### Written instruction
Reproduce every record below exactly as it appears.

##### Given records

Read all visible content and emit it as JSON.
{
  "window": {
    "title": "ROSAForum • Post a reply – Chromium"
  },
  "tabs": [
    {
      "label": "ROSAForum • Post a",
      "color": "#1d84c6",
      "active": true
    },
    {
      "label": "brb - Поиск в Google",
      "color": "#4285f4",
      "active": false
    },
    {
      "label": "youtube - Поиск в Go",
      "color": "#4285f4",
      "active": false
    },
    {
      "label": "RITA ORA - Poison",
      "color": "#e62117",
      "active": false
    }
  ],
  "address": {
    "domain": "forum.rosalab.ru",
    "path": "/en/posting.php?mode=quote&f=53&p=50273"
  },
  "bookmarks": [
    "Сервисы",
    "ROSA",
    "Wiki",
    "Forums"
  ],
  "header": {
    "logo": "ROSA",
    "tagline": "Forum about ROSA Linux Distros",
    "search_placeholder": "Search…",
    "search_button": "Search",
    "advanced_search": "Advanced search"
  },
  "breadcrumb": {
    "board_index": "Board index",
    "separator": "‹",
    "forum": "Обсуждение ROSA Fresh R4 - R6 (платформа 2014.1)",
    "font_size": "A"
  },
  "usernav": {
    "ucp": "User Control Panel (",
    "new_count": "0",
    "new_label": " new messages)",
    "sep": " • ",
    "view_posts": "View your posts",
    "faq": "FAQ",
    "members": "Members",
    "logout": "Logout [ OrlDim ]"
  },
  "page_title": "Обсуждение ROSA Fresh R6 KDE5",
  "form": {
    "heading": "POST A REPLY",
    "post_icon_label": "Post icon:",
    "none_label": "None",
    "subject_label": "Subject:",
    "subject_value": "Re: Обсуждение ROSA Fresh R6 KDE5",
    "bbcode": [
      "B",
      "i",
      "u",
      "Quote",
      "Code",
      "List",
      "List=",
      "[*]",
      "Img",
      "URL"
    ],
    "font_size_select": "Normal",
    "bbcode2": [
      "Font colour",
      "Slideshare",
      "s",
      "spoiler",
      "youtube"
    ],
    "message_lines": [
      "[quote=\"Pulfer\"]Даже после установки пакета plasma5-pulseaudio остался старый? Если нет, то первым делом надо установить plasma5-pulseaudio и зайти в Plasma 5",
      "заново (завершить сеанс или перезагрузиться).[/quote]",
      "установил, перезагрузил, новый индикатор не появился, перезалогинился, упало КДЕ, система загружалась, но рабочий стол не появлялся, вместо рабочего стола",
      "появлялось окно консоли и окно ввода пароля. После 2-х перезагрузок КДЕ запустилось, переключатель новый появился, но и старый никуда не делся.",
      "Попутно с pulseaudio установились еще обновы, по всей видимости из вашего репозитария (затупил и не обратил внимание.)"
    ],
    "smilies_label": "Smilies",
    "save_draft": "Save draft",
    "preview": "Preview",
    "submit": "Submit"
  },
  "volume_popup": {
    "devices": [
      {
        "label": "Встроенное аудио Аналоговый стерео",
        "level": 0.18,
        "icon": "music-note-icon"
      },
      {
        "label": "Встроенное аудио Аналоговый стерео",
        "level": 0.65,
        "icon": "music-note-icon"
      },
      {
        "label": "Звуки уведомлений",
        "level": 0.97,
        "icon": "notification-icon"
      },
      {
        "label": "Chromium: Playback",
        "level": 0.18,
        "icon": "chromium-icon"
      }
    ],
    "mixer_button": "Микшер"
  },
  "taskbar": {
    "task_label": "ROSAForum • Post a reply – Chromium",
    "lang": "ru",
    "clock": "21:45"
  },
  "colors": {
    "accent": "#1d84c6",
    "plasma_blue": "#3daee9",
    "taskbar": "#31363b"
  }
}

##########

### Written solution
Read all visible content and emit it as JSON.
{
  "window": {
    "title": "ROSAForum • Post a reply – Chromium"
  },
  "tabs": [
    {
      "label": "ROSAForum • Post a",
      "color": "#1d84c6",
      "active": true
    },
    {
      "label": "brb - Поиск в Google",
      "color": "#4285f4",
      "active": false
    },
    {
      "label": "youtube - Поиск в Go",
      "color": "#4285f4",
      "active": false
    },
    {
      "label": "RITA ORA - Poison",
      "color": "#e62117",
      "active": false
    }
  ],
  "address": {
    "domain": "forum.rosalab.ru",
    "path": "/en/posting.php?mode=quote&f=53&p=50273"
  },
  "bookmarks": [
    "Сервисы",
    "ROSA",
    "Wiki",
    "Forums"
  ],
  "header": {
    "logo": "ROSA",
    "tagline": "Forum about ROSA Linux Distros",
    "search_placeholder": "Search…",
    "search_button": "Search",
    "advanced_search": "Advanced search"
  },
  "breadcrumb": {
    "board_index": "Board index",
    "separator": "‹",
    "forum": "Обсуждение ROSA Fresh R4 - R6 (платформа 2014.1)",
    "font_size": "A"
  },
  "usernav": {
    "ucp": "User Control Panel (",
    "new_count": "0",
    "new_label": " new messages)",
    "sep": " • ",
    "view_posts": "View your posts",
    "faq": "FAQ",
    "members": "Members",
    "logout": "Logout [ OrlDim ]"
  },
  "page_title": "Обсуждение ROSA Fresh R6 KDE5",
  "form": {
    "heading": "POST A REPLY",
    "post_icon_label": "Post icon:",
    "none_label": "None",
    "subject_label": "Subject:",
    "subject_value": "Re: Обсуждение ROSA Fresh R6 KDE5",
    "bbcode": [
      "B",
      "i",
      "u",
      "Quote",
      "Code",
      "List",
      "List=",
      "[*]",
      "Img",
      "URL"
    ],
    "font_size_select": "Normal",
    "bbcode2": [
      "Font colour",
      "Slideshare",
      "s",
      "spoiler",
      "youtube"
    ],
    "message_lines": [
      "[quote=\"Pulfer\"]Даже после установки пакета plasma5-pulseaudio остался старый? Если нет, то первым делом надо установить plasma5-pulseaudio и зайти в Plasma 5",
      "заново (завершить сеанс или перезагрузиться).[/quote]",
      "установил, перезагрузил, новый индикатор не появился, перезалогинился, упало КДЕ, система загружалась, но рабочий стол не появлялся, вместо рабочего стола",
      "появлялось окно консоли и окно ввода пароля. После 2-х перезагрузок КДЕ запустилось, переключатель новый появился, но и старый никуда не делся.",
      "Попутно с pulseaudio установились еще обновы, по всей видимости из вашего репозитария (затупил и не обратил внимание.)"
    ],
    "smilies_label": "Smilies",
    "save_draft": "Save draft",
    "preview": "Preview",
    "submit": "Submit"
  },
  "volume_popup": {
    "devices": [
      {
        "label": "Встроенное аудио Аналоговый стерео",
        "level": 0.18,
        "icon": "music-note-icon"
      },
      {
        "label": "Встроенное аудио Аналоговый стерео",
        "level": 0.65,
        "icon": "music-note-icon"
      },
      {
        "label": "Звуки уведомлений",
        "level": 0.97,
        "icon": "notification-icon"
      },
      {
        "label": "Chromium: Playback",
        "level": 0.18,
        "icon": "chromium-icon"
      }
    ],
    "mixer_button": "Микшер"
  },
  "taskbar": {
    "task_label": "ROSAForum • Post a reply – Chromium",
    "lang": "ru",
    "clock": "21:45"
  },
  "colors": {
    "accent": "#1d84c6",
    "plasma_blue": "#3daee9",
    "taskbar": "#31363b"
  }
}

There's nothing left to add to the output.